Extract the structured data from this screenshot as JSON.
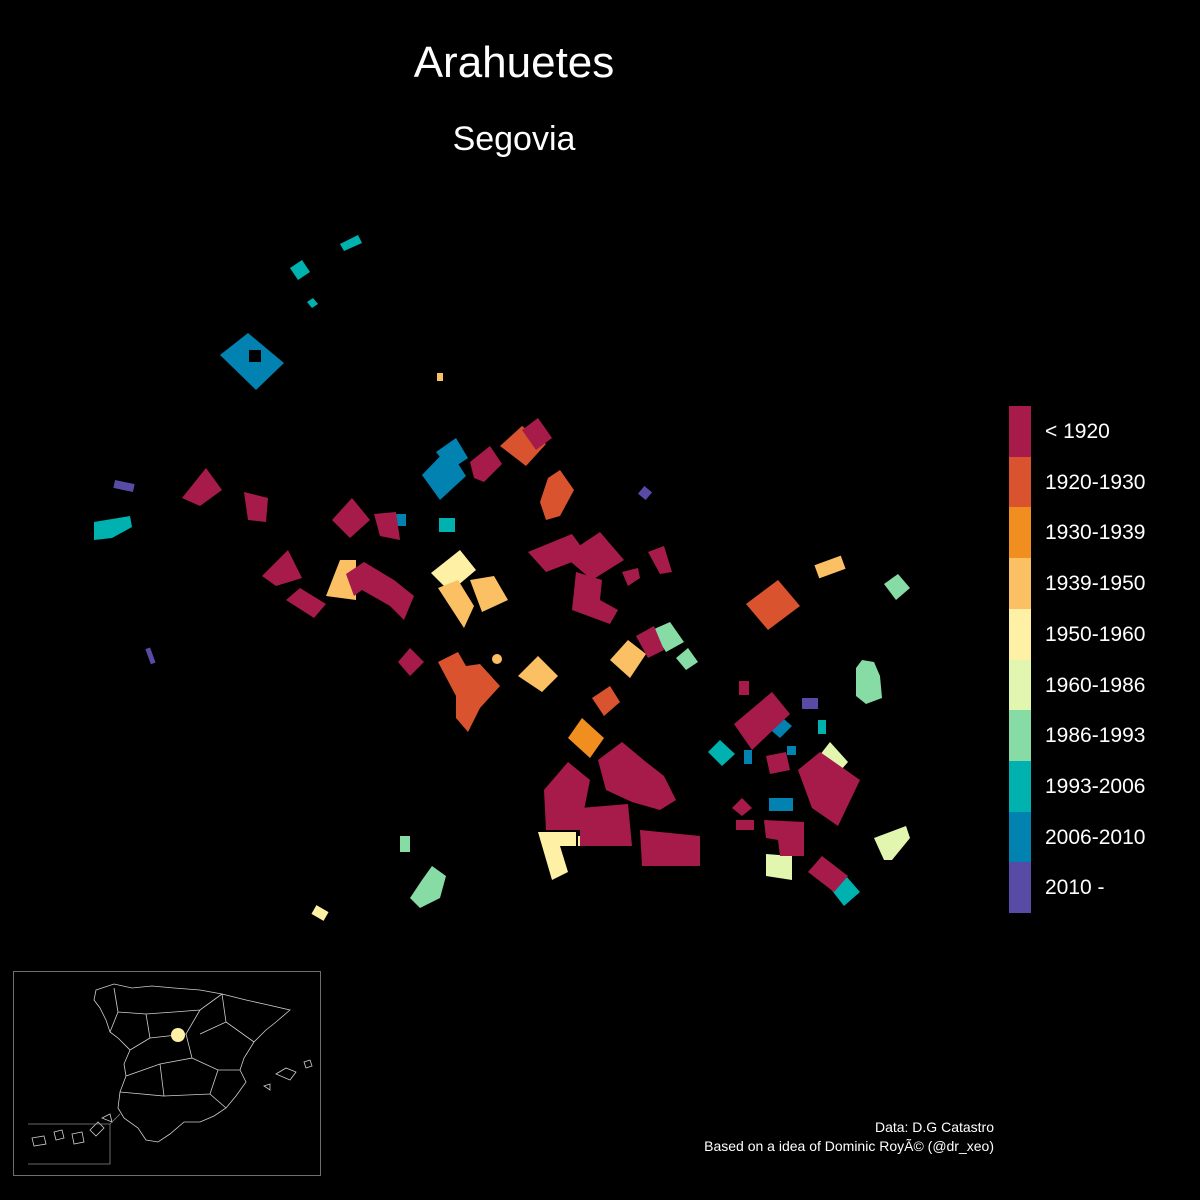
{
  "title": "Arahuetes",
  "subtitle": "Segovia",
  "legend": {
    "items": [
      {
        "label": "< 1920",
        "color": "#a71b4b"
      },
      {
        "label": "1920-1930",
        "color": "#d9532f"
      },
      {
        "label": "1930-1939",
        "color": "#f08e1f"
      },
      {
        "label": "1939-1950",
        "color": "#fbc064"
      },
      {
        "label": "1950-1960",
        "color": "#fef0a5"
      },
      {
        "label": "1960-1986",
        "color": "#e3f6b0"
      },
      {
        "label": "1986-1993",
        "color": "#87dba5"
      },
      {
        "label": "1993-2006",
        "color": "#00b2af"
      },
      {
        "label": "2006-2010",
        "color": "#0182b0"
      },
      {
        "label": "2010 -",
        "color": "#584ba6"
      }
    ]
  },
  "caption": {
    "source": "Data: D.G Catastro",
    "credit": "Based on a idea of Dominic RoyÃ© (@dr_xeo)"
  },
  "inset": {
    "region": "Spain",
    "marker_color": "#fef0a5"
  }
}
---
Aim —
Transcribe every record above exactly as written, leaving out any pictures.

Completed task —
Extract the structured data from this screenshot as JSON.
{
  "title": "Arahuetes",
  "subtitle": "Segovia",
  "legend": {
    "items": [
      {
        "label": "< 1920",
        "color": "#a71b4b"
      },
      {
        "label": "1920-1930",
        "color": "#d9532f"
      },
      {
        "label": "1930-1939",
        "color": "#f08e1f"
      },
      {
        "label": "1939-1950",
        "color": "#fbc064"
      },
      {
        "label": "1950-1960",
        "color": "#fef0a5"
      },
      {
        "label": "1960-1986",
        "color": "#e3f6b0"
      },
      {
        "label": "1986-1993",
        "color": "#87dba5"
      },
      {
        "label": "1993-2006",
        "color": "#00b2af"
      },
      {
        "label": "2006-2010",
        "color": "#0182b0"
      },
      {
        "label": "2010 -",
        "color": "#584ba6"
      }
    ]
  },
  "caption": {
    "source": "Data: D.G Catastro",
    "credit": "Based on a idea of Dominic RoyÃ© (@dr_xeo)"
  },
  "inset": {
    "region": "Spain",
    "marker_color": "#fef0a5"
  }
}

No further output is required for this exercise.